++++ Material provided

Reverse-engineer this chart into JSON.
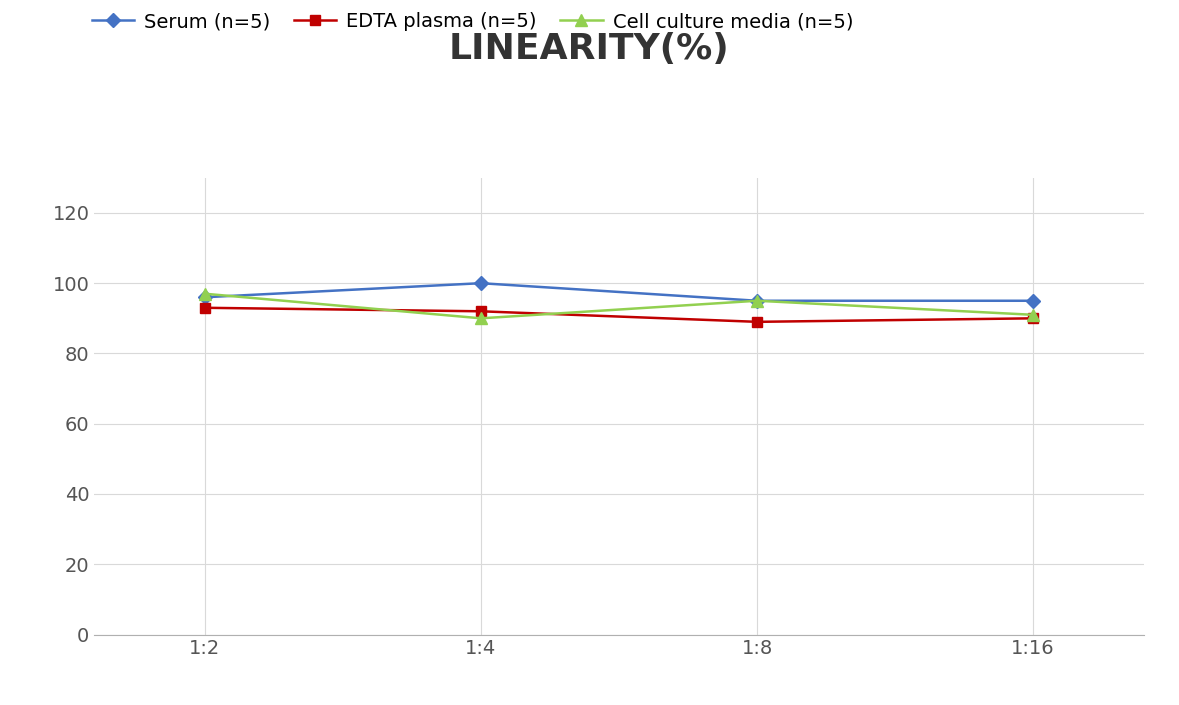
{
  "title": "LINEARITY(%)",
  "x_labels": [
    "1:2",
    "1:4",
    "1:8",
    "1:16"
  ],
  "x_positions": [
    0,
    1,
    2,
    3
  ],
  "series": [
    {
      "name": "Serum (n=5)",
      "values": [
        96,
        100,
        95,
        95
      ],
      "color": "#4472C4",
      "marker": "D",
      "marker_size": 7
    },
    {
      "name": "EDTA plasma (n=5)",
      "values": [
        93,
        92,
        89,
        90
      ],
      "color": "#C00000",
      "marker": "s",
      "marker_size": 7
    },
    {
      "name": "Cell culture media (n=5)",
      "values": [
        97,
        90,
        95,
        91
      ],
      "color": "#92D050",
      "marker": "^",
      "marker_size": 8
    }
  ],
  "ylim": [
    0,
    130
  ],
  "yticks": [
    0,
    20,
    40,
    60,
    80,
    100,
    120
  ],
  "background_color": "#ffffff",
  "grid_color": "#d9d9d9",
  "title_fontsize": 26,
  "legend_fontsize": 14,
  "tick_fontsize": 14
}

++++++++

▶ **What needs to be done**
Except for the pictures, copy every line of the records above exactly.

▶ **Solution**
Reverse-engineer this chart into JSON.
{
  "title": "LINEARITY(%)",
  "x_labels": [
    "1:2",
    "1:4",
    "1:8",
    "1:16"
  ],
  "x_positions": [
    0,
    1,
    2,
    3
  ],
  "series": [
    {
      "name": "Serum (n=5)",
      "values": [
        96,
        100,
        95,
        95
      ],
      "color": "#4472C4",
      "marker": "D",
      "marker_size": 7
    },
    {
      "name": "EDTA plasma (n=5)",
      "values": [
        93,
        92,
        89,
        90
      ],
      "color": "#C00000",
      "marker": "s",
      "marker_size": 7
    },
    {
      "name": "Cell culture media (n=5)",
      "values": [
        97,
        90,
        95,
        91
      ],
      "color": "#92D050",
      "marker": "^",
      "marker_size": 8
    }
  ],
  "ylim": [
    0,
    130
  ],
  "yticks": [
    0,
    20,
    40,
    60,
    80,
    100,
    120
  ],
  "background_color": "#ffffff",
  "grid_color": "#d9d9d9",
  "title_fontsize": 26,
  "legend_fontsize": 14,
  "tick_fontsize": 14
}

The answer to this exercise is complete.